Reproduce verbatim every line from the start of the entries through the line containing "skype-icon: S xyxy=(303,132,318,147)", including that final line.

- - - - - - -

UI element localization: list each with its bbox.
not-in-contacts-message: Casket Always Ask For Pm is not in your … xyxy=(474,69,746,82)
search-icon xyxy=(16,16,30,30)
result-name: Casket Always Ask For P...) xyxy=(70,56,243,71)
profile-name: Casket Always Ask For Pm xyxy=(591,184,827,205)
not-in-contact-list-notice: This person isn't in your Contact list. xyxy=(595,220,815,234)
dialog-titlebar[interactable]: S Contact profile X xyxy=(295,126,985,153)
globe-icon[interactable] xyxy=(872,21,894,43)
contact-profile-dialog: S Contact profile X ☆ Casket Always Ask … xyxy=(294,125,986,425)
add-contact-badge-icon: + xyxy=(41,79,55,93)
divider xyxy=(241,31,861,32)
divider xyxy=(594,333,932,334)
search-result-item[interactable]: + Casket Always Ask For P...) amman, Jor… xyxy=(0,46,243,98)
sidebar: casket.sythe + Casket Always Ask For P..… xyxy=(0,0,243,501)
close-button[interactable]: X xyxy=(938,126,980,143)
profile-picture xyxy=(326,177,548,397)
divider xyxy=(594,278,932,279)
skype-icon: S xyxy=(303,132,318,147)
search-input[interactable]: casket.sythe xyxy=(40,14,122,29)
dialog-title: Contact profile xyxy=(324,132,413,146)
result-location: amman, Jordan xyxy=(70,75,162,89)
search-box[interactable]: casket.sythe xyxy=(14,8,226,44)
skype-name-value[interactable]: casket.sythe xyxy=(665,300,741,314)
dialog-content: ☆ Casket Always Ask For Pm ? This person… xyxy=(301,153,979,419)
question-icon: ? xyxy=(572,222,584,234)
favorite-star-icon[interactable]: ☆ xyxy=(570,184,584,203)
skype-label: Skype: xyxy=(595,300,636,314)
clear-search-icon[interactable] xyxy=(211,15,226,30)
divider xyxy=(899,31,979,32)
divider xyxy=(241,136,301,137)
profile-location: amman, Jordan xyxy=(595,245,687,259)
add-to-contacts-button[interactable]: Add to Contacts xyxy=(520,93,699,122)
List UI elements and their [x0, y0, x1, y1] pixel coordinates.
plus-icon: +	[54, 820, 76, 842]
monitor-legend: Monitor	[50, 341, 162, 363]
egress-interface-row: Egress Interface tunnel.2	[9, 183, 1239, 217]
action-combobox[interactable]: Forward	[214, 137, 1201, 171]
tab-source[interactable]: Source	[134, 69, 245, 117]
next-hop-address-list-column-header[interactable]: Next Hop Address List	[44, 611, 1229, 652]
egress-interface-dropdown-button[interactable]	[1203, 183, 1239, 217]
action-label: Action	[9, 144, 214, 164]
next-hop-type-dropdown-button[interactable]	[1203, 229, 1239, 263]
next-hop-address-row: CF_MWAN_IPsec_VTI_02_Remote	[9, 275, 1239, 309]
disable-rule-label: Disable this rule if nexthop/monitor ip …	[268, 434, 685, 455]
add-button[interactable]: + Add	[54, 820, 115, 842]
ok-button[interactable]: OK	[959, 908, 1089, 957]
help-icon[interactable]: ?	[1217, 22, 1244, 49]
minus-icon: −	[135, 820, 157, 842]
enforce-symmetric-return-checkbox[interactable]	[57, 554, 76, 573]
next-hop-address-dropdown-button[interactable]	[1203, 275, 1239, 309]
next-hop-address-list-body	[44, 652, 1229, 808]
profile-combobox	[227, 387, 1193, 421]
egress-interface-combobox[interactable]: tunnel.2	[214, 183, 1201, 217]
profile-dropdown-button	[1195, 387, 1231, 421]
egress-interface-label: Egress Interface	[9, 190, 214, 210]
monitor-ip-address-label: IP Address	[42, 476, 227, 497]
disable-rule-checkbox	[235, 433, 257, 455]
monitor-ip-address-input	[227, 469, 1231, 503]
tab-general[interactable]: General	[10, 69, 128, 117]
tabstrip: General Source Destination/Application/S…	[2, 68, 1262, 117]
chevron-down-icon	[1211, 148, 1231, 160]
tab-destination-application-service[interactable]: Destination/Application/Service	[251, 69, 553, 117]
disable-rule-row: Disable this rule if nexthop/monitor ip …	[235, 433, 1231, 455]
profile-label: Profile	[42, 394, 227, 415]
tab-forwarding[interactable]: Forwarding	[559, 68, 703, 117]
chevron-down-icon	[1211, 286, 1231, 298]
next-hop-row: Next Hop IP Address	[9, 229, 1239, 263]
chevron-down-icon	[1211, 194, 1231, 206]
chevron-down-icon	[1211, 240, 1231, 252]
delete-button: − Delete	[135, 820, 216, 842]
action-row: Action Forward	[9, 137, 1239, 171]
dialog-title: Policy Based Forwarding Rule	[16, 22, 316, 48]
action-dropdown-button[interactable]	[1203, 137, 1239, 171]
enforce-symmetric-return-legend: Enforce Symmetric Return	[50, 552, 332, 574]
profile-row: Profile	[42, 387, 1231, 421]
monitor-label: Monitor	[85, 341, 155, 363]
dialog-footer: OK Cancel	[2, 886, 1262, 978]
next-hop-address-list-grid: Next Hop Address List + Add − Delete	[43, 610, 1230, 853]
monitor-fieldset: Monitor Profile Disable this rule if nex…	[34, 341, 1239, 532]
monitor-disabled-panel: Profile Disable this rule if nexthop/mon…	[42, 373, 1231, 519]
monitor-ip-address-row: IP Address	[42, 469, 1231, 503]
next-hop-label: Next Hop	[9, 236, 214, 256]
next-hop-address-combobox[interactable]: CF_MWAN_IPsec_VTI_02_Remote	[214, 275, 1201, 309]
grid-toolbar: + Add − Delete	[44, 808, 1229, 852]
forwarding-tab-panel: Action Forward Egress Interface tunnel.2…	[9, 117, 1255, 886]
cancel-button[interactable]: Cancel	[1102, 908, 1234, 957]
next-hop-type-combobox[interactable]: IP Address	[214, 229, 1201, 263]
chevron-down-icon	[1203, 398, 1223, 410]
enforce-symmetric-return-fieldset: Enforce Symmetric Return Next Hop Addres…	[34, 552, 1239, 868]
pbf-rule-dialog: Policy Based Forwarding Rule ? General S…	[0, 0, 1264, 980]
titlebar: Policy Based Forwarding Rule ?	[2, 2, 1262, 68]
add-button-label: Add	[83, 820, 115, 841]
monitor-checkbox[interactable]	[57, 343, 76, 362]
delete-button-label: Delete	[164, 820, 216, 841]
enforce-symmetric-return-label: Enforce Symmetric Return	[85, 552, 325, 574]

- - - - - - -

• TASK OUTPUT:
UI element localization: list each with its bbox.
not-in-contacts-message: Casket Always Ask For Pm is not in your … xyxy=(474,69,746,82)
search-icon xyxy=(16,16,30,30)
result-name: Casket Always Ask For P...) xyxy=(70,56,243,71)
profile-name: Casket Always Ask For Pm xyxy=(591,184,827,205)
not-in-contact-list-notice: This person isn't in your Contact list. xyxy=(595,220,815,234)
dialog-titlebar[interactable]: S Contact profile X xyxy=(295,126,985,153)
globe-icon[interactable] xyxy=(872,21,894,43)
contact-profile-dialog: S Contact profile X ☆ Casket Always Ask … xyxy=(294,125,986,425)
add-contact-badge-icon: + xyxy=(41,79,55,93)
divider xyxy=(241,31,861,32)
divider xyxy=(594,333,932,334)
search-result-item[interactable]: + Casket Always Ask For P...) amman, Jor… xyxy=(0,46,243,98)
sidebar: casket.sythe + Casket Always Ask For P..… xyxy=(0,0,243,501)
close-button[interactable]: X xyxy=(938,126,980,143)
profile-picture xyxy=(326,177,548,397)
divider xyxy=(594,278,932,279)
skype-icon: S xyxy=(303,132,318,147)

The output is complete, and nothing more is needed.